DIRECTIONS FOR THIS TASK: Count how many lines below contain the word "UuzpYsgkNvQPeYnzBEGnUyozXugMBgnW", then give that number alone.

══ INPUT

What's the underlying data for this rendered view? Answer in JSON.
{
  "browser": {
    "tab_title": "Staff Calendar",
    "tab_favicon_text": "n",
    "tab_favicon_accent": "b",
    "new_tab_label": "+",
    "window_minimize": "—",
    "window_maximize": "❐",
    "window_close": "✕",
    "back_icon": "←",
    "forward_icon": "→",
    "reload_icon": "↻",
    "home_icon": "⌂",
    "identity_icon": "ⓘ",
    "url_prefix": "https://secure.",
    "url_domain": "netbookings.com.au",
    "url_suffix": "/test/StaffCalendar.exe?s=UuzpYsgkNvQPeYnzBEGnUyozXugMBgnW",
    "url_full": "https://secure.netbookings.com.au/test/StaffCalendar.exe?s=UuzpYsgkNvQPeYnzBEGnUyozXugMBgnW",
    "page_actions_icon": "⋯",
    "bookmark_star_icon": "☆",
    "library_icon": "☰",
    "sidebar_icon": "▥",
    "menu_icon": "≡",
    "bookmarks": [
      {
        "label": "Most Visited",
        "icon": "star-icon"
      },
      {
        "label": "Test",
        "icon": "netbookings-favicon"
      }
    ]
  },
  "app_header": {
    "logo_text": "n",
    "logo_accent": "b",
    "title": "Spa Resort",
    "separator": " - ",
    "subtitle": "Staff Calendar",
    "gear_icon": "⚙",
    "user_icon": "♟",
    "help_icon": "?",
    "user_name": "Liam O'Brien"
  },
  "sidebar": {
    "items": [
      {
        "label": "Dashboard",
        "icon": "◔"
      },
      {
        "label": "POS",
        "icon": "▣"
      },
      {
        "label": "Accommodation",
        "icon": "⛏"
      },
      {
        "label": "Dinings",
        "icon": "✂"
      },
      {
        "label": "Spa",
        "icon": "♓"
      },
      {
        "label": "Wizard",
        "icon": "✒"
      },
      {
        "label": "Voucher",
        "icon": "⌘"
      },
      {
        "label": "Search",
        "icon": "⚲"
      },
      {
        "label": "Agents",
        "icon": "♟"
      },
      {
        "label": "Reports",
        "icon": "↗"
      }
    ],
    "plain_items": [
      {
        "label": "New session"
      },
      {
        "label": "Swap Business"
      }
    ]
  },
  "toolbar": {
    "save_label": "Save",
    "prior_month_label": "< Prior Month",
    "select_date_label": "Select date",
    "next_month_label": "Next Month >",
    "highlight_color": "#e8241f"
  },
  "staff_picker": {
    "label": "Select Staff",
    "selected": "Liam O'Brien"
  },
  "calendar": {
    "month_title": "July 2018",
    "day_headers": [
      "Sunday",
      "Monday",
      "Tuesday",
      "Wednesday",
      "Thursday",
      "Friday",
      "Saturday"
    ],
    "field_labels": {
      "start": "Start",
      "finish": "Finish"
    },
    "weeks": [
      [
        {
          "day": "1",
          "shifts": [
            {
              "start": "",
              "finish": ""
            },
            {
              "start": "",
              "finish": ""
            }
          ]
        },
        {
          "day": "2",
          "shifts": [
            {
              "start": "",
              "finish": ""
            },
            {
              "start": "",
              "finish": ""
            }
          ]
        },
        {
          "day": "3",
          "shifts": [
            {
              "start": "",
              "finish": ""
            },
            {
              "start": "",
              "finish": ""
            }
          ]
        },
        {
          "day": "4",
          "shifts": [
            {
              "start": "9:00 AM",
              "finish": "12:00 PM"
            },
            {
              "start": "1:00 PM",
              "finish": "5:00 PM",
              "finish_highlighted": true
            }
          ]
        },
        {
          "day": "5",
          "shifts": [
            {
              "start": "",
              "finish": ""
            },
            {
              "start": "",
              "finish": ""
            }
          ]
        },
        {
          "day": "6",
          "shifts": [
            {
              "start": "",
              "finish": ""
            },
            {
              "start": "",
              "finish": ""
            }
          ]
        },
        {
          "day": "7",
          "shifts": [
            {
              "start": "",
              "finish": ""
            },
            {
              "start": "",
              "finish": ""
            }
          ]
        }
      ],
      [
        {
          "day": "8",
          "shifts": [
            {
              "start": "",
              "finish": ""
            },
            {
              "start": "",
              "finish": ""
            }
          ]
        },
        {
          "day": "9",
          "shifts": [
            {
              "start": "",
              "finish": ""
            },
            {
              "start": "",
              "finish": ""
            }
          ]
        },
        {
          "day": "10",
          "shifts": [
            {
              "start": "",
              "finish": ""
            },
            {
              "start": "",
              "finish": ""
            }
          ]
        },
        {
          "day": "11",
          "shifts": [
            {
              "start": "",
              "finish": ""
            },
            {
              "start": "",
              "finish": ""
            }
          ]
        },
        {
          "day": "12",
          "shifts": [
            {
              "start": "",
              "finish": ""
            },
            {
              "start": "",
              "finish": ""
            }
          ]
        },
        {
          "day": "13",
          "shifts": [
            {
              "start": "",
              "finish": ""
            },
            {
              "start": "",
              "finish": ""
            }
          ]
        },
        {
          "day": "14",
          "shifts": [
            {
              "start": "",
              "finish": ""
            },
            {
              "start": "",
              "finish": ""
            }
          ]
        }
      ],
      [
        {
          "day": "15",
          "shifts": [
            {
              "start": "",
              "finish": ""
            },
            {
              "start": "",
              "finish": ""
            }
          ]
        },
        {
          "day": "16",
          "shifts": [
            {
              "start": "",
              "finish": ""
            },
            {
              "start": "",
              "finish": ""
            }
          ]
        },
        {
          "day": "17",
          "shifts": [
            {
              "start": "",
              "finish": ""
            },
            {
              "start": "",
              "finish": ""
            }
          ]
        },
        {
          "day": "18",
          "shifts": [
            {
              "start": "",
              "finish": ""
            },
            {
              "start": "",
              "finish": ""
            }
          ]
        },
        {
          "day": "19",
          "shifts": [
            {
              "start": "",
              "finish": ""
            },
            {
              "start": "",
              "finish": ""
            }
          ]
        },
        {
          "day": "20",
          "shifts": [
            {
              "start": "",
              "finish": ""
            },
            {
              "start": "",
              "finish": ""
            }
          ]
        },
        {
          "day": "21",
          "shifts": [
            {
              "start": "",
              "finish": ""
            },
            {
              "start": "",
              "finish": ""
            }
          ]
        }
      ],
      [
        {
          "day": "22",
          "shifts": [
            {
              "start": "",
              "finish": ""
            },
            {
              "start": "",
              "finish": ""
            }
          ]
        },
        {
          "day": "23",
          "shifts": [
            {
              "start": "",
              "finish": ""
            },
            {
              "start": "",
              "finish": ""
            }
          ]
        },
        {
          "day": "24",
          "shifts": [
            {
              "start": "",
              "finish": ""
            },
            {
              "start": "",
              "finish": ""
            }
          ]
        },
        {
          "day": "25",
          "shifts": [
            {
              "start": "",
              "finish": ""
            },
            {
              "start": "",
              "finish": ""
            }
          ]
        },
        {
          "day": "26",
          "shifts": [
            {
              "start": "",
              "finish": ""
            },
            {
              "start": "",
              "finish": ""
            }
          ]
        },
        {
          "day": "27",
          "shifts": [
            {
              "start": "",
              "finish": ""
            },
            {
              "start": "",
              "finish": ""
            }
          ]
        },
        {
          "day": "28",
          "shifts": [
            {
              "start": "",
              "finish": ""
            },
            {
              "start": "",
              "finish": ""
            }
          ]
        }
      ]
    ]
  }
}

════

TASK RESPONSE: 2